Copy all lines below containing "color".

═════ DATA RECORDS ═════

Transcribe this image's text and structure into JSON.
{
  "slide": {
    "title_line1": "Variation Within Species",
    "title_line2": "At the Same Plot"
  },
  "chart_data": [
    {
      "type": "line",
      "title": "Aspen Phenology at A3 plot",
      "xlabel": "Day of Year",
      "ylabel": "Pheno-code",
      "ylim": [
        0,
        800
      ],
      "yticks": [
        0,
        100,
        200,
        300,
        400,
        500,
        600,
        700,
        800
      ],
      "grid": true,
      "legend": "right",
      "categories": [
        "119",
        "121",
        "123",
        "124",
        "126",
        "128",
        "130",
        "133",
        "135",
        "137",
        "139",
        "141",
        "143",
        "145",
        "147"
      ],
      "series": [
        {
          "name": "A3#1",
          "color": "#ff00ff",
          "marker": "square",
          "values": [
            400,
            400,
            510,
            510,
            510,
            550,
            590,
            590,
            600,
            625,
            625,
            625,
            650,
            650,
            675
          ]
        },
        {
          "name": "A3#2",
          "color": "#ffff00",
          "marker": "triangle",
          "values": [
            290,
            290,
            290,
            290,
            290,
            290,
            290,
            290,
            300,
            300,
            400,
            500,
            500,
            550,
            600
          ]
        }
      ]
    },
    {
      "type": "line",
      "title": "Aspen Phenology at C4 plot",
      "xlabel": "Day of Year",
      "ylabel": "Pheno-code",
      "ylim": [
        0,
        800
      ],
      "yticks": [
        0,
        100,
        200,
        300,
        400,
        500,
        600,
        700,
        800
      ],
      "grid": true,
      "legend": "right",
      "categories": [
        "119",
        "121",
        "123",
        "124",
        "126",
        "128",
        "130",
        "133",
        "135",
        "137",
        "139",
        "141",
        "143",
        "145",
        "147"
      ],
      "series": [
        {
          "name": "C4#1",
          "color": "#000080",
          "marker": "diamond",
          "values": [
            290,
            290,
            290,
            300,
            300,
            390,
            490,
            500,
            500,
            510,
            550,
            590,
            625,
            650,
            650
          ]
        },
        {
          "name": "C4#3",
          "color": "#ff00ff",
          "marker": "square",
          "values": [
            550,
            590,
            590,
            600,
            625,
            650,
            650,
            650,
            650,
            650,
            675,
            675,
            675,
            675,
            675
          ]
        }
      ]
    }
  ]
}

═════

> [FULL SOLUTION]
          "color": "#ff00ff",
          "color": "#ffff00",
          "color": "#000080",
          "color": "#ff00ff",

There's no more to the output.